Extracted data entries:
'''

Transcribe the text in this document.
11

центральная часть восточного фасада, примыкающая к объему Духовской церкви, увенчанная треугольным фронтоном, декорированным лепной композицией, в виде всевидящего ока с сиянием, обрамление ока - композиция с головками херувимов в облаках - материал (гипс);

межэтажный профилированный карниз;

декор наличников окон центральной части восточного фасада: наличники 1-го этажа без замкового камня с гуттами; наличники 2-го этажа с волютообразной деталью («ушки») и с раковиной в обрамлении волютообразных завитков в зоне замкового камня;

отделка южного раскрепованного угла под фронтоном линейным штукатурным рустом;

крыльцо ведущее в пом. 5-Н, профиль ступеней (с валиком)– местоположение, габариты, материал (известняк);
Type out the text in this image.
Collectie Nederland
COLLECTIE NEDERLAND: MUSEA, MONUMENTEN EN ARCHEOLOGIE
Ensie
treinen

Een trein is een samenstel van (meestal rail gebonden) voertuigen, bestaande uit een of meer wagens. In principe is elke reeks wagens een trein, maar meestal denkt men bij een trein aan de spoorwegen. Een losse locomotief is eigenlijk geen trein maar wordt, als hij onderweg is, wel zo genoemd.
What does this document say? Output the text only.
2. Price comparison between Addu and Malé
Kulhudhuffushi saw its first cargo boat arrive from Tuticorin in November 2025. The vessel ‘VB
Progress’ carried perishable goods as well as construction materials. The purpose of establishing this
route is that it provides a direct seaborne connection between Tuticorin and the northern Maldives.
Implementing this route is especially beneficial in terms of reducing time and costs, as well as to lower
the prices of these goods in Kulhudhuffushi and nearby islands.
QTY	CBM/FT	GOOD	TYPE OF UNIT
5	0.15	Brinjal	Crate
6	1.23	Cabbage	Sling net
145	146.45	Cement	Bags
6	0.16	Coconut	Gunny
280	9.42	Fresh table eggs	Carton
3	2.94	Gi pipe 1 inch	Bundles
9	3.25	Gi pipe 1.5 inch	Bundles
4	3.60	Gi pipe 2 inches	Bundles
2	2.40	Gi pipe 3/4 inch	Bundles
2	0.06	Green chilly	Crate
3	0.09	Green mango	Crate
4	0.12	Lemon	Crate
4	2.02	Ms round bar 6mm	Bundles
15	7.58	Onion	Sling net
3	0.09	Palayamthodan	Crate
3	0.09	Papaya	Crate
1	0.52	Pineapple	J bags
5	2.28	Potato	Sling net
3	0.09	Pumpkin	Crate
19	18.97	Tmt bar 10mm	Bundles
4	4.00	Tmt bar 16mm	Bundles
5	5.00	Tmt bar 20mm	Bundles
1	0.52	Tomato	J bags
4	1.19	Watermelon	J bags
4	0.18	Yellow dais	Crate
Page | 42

'''

Select and copy every line of the listing with the word "Sling".

### Exercise output
6	1.23	Cabbage	Sling net
15	7.58	Onion	Sling net
5	2.28	Potato	Sling net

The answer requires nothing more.